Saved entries
════

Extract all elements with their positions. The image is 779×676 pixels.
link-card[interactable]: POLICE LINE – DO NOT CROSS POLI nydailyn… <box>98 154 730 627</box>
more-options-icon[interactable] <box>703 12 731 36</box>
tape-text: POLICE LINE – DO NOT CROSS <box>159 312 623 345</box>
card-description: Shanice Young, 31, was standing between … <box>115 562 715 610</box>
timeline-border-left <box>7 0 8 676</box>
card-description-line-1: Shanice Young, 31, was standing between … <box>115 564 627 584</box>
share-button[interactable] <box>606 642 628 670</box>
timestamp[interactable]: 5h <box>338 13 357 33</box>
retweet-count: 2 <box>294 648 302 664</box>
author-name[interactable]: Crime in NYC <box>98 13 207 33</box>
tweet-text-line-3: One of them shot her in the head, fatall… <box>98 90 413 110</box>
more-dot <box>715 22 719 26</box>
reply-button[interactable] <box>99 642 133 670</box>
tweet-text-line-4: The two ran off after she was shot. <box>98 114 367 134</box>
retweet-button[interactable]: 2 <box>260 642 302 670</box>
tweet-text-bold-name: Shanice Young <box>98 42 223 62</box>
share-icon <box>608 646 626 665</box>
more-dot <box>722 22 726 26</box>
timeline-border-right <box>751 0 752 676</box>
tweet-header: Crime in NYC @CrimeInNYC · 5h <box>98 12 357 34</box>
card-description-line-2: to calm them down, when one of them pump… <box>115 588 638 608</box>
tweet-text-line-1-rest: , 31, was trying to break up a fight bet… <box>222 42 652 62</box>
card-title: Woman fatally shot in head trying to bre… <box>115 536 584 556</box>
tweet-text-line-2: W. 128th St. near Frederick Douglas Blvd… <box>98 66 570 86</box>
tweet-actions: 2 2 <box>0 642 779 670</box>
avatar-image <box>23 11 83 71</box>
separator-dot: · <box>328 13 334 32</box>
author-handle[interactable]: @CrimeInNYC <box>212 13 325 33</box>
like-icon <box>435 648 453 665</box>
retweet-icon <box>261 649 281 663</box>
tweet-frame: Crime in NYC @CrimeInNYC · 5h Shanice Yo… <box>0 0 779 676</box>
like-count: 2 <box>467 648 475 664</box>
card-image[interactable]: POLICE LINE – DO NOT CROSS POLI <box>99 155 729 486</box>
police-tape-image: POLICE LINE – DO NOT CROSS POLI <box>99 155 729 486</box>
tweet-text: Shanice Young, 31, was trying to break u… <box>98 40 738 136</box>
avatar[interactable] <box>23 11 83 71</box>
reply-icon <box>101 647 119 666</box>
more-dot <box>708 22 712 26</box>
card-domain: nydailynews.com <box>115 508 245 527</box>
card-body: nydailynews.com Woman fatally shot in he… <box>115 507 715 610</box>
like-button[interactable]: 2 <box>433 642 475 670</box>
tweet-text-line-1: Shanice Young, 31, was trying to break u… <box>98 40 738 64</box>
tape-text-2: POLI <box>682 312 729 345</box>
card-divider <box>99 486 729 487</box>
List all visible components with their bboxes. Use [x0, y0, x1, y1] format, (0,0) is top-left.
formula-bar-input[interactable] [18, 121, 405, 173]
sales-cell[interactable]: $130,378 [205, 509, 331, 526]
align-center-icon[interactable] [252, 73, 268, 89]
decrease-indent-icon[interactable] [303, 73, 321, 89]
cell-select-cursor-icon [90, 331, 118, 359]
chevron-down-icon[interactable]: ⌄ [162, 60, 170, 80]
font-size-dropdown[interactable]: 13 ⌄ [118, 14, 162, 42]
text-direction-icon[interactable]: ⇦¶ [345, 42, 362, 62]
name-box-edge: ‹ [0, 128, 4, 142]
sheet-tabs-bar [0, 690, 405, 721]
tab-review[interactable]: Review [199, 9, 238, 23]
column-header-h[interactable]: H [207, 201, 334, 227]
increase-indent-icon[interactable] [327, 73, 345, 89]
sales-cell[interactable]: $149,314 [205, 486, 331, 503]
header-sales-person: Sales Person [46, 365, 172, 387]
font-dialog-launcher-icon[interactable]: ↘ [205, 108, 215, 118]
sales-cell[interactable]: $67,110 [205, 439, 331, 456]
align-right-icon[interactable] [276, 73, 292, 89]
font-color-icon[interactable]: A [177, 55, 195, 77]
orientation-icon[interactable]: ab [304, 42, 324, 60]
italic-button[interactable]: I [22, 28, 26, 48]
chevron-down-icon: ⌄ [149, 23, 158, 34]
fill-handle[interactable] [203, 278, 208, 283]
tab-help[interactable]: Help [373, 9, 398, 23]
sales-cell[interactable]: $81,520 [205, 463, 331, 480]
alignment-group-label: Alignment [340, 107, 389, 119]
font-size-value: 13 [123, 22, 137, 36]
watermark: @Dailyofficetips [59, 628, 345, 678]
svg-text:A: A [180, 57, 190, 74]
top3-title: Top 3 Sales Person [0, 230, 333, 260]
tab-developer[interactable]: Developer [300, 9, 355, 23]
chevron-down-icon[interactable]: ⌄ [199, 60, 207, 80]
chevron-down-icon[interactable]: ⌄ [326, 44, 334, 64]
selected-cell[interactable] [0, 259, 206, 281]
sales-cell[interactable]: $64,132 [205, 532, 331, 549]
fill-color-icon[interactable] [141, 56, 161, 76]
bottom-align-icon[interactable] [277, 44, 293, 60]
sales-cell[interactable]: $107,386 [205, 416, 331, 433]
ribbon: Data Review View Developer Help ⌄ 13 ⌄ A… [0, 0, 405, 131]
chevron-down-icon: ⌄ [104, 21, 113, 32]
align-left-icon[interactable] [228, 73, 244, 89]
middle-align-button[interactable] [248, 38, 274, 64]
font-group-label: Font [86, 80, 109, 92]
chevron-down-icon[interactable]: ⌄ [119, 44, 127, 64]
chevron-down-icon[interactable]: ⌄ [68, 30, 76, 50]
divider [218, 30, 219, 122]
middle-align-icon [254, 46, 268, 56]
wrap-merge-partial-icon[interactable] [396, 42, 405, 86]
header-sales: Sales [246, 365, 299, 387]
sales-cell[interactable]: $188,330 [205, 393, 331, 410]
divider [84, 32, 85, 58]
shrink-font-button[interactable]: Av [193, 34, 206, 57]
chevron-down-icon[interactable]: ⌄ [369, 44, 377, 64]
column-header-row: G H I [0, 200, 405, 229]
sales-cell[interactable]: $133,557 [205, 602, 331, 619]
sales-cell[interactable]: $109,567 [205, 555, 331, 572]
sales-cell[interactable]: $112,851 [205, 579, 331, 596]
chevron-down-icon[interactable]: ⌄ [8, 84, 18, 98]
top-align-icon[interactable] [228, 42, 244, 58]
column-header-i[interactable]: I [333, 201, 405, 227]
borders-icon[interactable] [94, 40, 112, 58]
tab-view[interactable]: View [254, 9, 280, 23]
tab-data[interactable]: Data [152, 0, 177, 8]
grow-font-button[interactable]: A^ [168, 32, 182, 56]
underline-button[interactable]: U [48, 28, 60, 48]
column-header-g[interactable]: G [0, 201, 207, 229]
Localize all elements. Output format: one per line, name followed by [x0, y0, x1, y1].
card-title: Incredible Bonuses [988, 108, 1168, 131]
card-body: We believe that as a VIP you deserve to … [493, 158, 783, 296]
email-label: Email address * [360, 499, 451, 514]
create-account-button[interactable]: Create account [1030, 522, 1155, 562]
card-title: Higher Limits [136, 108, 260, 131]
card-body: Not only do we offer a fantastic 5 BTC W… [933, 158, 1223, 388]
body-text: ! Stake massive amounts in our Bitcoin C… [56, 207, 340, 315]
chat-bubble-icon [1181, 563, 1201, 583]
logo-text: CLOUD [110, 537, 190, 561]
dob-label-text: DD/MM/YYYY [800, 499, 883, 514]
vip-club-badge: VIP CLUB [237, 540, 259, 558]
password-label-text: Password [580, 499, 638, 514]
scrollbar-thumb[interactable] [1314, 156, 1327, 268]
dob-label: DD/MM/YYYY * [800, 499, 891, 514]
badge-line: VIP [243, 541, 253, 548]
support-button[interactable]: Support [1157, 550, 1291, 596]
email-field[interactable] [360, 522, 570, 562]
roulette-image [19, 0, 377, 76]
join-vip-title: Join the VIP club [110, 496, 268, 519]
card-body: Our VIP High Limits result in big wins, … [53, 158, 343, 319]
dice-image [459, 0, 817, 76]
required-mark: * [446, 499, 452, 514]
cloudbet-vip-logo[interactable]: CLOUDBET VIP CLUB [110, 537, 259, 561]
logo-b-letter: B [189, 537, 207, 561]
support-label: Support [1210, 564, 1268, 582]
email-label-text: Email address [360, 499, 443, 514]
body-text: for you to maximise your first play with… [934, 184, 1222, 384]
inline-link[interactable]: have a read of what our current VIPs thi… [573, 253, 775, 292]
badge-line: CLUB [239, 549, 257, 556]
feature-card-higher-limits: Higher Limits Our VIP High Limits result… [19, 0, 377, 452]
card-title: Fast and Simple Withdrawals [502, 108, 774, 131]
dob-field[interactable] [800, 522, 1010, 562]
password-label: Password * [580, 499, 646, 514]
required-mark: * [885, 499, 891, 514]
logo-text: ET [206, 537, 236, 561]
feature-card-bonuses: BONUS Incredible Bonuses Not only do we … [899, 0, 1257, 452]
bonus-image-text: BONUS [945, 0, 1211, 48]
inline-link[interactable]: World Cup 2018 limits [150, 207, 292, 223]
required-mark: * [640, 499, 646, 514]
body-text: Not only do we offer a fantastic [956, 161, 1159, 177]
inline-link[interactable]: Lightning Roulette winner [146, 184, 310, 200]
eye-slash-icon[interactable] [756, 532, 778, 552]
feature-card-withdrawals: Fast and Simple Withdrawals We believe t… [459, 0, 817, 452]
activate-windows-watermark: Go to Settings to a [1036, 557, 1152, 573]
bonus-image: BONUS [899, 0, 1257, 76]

════

## The request
Reproduce the listing from its first line through the line containing "tweet-text-line-3: One of", putting "clickable" in place of "interactable" and leaving everything else unchanged.

## Task output
Extract all elements with their positions. The image is 779×676 pixels.
link-card[clickable]: POLICE LINE – DO NOT CROSS POLI nydailyn… <box>98 154 730 627</box>
more-options-icon[clickable] <box>703 12 731 36</box>
tape-text: POLICE LINE – DO NOT CROSS <box>159 312 623 345</box>
card-description: Shanice Young, 31, was standing between … <box>115 562 715 610</box>
timeline-border-left <box>7 0 8 676</box>
card-description-line-1: Shanice Young, 31, was standing between … <box>115 564 627 584</box>
share-button[clickable] <box>606 642 628 670</box>
timestamp[clickable]: 5h <box>338 13 357 33</box>
retweet-count: 2 <box>294 648 302 664</box>
author-name[clickable]: Crime in NYC <box>98 13 207 33</box>
tweet-text-line-3: One of them shot her in the head, fatall… <box>98 90 413 110</box>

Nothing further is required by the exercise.